** start of PROVIDED DATA **

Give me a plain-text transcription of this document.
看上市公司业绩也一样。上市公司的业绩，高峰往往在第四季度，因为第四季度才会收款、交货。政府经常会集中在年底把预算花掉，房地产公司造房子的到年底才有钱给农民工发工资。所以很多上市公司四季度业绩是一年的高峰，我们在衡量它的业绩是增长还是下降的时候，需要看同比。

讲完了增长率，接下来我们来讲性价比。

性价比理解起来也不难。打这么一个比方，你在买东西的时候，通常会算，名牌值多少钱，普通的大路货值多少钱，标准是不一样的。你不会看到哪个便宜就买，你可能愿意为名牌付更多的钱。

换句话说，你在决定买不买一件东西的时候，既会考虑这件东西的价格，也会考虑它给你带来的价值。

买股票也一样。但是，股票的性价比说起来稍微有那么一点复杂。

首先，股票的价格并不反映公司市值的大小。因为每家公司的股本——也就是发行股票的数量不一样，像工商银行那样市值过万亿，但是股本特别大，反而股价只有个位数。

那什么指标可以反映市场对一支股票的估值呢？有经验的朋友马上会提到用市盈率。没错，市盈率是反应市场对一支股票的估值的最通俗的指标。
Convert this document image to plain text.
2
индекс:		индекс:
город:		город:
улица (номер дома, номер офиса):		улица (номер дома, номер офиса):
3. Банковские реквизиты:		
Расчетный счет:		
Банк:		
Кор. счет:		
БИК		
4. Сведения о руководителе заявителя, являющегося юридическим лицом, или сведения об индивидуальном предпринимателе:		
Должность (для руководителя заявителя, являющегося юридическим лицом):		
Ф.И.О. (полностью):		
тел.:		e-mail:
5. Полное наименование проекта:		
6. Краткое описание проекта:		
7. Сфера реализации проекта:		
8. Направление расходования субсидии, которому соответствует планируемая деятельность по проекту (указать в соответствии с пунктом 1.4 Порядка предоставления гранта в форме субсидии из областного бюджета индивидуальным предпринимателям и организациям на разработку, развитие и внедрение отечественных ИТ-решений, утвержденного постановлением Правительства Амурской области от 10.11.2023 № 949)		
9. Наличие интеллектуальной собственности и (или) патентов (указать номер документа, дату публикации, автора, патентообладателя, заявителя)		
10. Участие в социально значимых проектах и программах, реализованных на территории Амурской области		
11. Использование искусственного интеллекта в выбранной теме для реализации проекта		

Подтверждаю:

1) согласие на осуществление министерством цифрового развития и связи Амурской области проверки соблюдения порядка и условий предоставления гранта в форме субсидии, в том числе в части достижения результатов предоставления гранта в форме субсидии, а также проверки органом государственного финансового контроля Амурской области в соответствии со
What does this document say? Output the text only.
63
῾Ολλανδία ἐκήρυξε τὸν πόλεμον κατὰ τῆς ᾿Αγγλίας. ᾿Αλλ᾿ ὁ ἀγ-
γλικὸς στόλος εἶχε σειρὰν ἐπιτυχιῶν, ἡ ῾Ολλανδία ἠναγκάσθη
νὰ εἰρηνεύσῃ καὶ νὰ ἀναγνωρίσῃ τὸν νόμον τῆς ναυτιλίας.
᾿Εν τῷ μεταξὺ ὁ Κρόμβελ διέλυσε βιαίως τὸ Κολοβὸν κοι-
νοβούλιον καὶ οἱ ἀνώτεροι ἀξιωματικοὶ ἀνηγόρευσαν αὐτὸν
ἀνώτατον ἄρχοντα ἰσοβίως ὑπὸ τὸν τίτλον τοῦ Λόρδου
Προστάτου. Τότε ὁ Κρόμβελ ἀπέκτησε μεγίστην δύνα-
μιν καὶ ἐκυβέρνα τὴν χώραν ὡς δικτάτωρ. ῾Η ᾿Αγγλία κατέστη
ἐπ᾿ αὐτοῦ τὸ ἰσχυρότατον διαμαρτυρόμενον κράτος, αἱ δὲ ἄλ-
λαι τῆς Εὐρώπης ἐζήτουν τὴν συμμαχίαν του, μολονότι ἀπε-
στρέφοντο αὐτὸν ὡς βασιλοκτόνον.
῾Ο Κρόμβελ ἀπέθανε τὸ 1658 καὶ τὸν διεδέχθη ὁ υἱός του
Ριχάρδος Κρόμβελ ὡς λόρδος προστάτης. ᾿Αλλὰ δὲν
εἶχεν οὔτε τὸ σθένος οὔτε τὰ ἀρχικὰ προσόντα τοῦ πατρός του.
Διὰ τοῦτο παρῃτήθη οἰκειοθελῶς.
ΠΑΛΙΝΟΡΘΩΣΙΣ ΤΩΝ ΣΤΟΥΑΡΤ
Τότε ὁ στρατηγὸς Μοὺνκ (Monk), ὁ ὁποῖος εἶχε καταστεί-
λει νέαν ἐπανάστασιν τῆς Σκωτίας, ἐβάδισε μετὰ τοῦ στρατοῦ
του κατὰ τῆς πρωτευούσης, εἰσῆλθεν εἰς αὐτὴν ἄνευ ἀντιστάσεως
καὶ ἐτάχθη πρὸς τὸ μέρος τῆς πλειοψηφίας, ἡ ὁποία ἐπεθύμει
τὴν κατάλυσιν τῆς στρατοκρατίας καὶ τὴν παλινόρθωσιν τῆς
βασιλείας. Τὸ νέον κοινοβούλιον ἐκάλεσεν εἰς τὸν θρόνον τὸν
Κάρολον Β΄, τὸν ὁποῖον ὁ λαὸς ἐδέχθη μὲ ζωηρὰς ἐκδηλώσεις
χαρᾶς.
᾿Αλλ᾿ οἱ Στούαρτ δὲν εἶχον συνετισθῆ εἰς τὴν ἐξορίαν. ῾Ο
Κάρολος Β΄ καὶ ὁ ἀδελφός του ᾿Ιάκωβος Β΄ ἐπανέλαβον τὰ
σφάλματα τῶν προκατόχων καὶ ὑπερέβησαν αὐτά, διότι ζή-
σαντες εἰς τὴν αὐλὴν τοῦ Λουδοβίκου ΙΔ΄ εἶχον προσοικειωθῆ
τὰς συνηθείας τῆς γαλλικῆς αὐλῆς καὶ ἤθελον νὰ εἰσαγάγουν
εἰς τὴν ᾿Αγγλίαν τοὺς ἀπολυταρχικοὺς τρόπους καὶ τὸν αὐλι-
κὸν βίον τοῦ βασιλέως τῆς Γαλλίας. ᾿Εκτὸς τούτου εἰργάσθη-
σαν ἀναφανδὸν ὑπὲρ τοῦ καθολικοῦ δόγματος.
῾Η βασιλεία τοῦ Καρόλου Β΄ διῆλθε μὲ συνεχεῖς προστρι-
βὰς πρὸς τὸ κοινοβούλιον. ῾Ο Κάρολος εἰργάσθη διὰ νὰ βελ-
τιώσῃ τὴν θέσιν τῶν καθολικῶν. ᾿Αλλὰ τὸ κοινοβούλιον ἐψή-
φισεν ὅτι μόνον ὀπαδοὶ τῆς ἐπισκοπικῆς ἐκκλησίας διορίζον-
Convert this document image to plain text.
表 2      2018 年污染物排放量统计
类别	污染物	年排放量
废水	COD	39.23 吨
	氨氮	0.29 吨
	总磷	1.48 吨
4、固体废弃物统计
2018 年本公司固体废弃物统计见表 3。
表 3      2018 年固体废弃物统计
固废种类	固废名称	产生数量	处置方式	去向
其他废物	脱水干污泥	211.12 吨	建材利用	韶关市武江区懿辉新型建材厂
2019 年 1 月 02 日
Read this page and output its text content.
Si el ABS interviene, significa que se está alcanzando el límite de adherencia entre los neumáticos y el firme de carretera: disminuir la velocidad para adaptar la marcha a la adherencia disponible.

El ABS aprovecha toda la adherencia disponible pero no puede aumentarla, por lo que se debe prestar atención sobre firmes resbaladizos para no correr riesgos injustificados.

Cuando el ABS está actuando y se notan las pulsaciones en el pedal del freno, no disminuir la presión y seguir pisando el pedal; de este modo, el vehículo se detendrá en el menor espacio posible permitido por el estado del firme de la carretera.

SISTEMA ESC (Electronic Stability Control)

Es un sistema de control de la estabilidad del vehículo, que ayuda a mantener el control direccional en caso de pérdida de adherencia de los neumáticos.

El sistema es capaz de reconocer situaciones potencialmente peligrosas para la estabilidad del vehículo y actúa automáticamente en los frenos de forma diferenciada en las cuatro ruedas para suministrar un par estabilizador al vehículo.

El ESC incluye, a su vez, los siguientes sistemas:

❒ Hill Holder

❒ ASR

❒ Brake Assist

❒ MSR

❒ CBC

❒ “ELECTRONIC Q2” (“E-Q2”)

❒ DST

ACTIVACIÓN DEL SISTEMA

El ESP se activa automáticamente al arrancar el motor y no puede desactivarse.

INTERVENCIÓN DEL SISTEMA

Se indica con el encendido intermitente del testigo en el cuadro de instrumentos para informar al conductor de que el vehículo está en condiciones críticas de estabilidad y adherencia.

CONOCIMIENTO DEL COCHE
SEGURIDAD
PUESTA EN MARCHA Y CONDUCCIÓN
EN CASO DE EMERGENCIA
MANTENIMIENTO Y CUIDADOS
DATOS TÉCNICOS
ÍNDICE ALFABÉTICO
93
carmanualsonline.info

** end of PROVIDED DATA **

EXERCISE DIRECTIONS: From the data above, copy out every line with the string "vehículo" in it.

RESPONSE FOR THIS EXERCISE:
Cuando el ABS está actuando y se notan las pulsaciones en el pedal del freno, no disminuir la presión y seguir pisando el pedal; de este modo, el vehículo se detendrá en el menor espacio posible permitido por el estado del firme de la carretera.
Es un sistema de control de la estabilidad del vehículo, que ayuda a mantener el control direccional en caso de pérdida de adherencia de los neumáticos.
El sistema es capaz de reconocer situaciones potencialmente peligrosas para la estabilidad del vehículo y actúa automáticamente en los frenos de forma diferenciada en las cuatro ruedas para suministrar un par estabilizador al vehículo.
Se indica con el encendido intermitente del testigo en el cuadro de instrumentos para informar al conductor de que el vehículo está en condiciones críticas de estabilidad y adherencia.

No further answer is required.